=== AVAILABLE RECORDS ===

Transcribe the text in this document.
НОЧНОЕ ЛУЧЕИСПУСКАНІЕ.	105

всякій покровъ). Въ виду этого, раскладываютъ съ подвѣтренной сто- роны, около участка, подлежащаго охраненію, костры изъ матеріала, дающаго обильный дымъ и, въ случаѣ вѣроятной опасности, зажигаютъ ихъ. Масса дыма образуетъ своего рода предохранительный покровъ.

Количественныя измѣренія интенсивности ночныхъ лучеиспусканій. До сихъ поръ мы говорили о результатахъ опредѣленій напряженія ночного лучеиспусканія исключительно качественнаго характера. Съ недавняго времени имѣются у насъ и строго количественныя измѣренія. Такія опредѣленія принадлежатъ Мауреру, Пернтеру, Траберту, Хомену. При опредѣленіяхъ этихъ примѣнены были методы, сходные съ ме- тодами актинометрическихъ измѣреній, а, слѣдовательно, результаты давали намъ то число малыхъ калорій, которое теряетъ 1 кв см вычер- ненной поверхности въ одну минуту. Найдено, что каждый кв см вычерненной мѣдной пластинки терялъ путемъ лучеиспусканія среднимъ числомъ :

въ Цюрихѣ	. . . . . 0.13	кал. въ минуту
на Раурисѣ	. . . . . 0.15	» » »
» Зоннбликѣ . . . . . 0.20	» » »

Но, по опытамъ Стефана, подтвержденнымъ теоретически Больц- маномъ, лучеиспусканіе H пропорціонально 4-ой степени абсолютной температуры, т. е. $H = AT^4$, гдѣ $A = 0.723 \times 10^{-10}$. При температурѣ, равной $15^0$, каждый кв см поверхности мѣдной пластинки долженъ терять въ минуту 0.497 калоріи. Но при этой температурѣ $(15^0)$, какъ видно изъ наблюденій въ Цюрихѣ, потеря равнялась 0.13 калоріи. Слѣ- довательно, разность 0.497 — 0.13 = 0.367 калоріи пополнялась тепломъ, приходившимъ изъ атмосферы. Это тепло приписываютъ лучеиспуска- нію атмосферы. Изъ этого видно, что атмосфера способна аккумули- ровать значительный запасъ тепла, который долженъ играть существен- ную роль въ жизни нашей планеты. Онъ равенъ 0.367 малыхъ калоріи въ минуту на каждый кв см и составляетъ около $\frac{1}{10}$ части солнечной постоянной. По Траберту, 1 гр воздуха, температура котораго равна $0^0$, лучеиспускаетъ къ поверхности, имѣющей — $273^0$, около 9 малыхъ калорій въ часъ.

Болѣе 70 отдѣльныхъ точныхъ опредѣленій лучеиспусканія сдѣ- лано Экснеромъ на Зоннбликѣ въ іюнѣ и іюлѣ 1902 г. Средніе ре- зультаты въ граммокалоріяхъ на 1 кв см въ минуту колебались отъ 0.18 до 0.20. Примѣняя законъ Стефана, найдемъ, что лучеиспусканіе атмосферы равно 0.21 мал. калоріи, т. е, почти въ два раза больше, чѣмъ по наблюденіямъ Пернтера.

===

DIRECTIVE » Report all lines of the material that contain the word "Стефана".

PROBLEM SOLUTION »
Но, по опытамъ Стефана, подтвержденнымъ теоретически Больц- маномъ, лучеиспусканіе H пропорціонально 4-ой степени абсолютной температуры, т. е. $H = AT^4$, гдѣ $A = 0.723 \times 10^{-10}$. При температурѣ, равной $15^0$, каждый кв см поверхности мѣдной пластинки долженъ терять въ минуту 0.497 калоріи. Но при этой температурѣ $(15^0)$, какъ видно изъ наблюденій въ Цюрихѣ, потеря равнялась 0.13 калоріи. Слѣ- довательно, разность 0.497 — 0.13 = 0.367 калоріи пополнялась тепломъ, приходившимъ изъ атмосферы. Это тепло приписываютъ лучеиспуска- нію атмосферы. Изъ этого видно, что атмосфера способна аккумули- ровать значительный запасъ тепла, который долженъ играть существен- ную роль въ жизни нашей планеты. Онъ равенъ 0.367 малыхъ калоріи въ минуту на каждый кв см и составляетъ около $\frac{1}{10}$ части солнечной постоянной. По Траберту, 1 гр воздуха, температура котораго равна $0^0$, лучеиспускаетъ къ поверхности, имѣющей — $273^0$, около 9 малыхъ калорій въ часъ.
Болѣе 70 отдѣльныхъ точныхъ опредѣленій лучеиспусканія сдѣ- лано Экснеромъ на Зоннбликѣ въ іюнѣ и іюлѣ 1902 г. Средніе ре- зультаты въ граммокалоріяхъ на 1 кв см въ минуту колебались отъ 0.18 до 0.20. Примѣняя законъ Стефана, найдемъ, что лучеиспусканіе атмосферы равно 0.21 мал. калоріи, т. е, почти въ два раза больше, чѣмъ по наблюденіямъ Пернтера.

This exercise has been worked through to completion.